In the data, extract each line that holds the string "from".

start Material for this exercise

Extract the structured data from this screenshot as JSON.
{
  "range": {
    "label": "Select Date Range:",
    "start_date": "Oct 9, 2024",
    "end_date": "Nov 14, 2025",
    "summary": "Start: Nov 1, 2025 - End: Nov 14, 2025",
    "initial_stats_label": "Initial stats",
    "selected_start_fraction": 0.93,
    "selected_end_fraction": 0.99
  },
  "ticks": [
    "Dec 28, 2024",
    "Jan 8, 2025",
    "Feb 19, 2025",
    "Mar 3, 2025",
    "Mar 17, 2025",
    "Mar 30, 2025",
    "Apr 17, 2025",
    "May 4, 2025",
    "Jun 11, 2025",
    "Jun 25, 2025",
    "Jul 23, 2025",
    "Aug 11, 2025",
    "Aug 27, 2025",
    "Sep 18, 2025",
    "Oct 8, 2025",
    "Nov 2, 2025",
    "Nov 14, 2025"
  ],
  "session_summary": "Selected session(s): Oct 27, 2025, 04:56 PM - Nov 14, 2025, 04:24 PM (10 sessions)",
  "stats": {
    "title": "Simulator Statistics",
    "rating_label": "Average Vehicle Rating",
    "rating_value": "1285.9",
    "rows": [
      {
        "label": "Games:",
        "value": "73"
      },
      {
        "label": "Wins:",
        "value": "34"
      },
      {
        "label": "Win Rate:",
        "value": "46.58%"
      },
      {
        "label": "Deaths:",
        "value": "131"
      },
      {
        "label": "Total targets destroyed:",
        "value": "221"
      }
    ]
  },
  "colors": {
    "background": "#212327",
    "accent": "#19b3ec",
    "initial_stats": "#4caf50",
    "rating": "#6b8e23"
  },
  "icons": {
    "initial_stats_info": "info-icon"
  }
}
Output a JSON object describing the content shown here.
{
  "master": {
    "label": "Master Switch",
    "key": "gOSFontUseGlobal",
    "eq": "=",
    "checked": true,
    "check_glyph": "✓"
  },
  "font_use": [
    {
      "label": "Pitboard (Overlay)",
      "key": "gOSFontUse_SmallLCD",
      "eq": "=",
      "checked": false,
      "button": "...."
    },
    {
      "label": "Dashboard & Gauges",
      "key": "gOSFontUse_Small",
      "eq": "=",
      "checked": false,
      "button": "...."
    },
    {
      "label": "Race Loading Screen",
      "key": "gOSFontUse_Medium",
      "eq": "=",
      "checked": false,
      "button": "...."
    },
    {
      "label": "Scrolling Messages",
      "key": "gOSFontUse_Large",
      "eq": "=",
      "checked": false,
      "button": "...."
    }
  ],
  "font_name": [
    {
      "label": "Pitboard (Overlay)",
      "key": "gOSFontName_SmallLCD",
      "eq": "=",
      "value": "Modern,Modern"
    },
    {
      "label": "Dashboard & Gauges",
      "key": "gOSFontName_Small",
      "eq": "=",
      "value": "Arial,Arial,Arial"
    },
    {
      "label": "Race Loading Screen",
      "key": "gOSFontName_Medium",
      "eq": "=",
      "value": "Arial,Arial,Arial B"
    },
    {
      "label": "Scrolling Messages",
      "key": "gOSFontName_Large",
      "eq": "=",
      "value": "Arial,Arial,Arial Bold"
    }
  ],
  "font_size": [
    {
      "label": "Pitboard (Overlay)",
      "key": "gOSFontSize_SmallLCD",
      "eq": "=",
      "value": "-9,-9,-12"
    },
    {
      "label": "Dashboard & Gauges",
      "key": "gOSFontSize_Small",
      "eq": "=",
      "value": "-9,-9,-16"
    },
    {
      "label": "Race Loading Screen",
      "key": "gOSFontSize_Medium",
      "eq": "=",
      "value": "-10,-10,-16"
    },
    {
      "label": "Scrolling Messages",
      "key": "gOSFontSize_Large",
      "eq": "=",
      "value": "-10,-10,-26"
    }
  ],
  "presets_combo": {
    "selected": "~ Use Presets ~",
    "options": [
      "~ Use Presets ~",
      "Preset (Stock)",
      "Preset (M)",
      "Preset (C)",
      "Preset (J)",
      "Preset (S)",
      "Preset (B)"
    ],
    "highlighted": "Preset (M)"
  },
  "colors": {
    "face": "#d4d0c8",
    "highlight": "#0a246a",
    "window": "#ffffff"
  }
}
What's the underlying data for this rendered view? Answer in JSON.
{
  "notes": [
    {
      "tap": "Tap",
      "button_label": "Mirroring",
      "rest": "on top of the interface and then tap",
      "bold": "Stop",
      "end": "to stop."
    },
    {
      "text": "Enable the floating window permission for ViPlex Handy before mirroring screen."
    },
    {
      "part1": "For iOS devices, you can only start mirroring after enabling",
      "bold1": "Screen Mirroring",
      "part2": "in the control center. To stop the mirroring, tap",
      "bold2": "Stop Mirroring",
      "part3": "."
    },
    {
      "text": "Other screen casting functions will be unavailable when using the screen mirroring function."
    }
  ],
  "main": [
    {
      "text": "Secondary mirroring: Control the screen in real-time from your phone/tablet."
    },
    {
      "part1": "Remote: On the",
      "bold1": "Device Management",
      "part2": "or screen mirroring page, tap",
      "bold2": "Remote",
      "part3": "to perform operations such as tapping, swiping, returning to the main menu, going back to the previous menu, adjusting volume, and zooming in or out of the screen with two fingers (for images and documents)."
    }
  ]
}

end Material for this exercise

**Result of this exercise**.
Extract the structured data from this screenshot as JSON.
      "text": "Secondary mirroring: Control the screen in real-time from your phone/tablet."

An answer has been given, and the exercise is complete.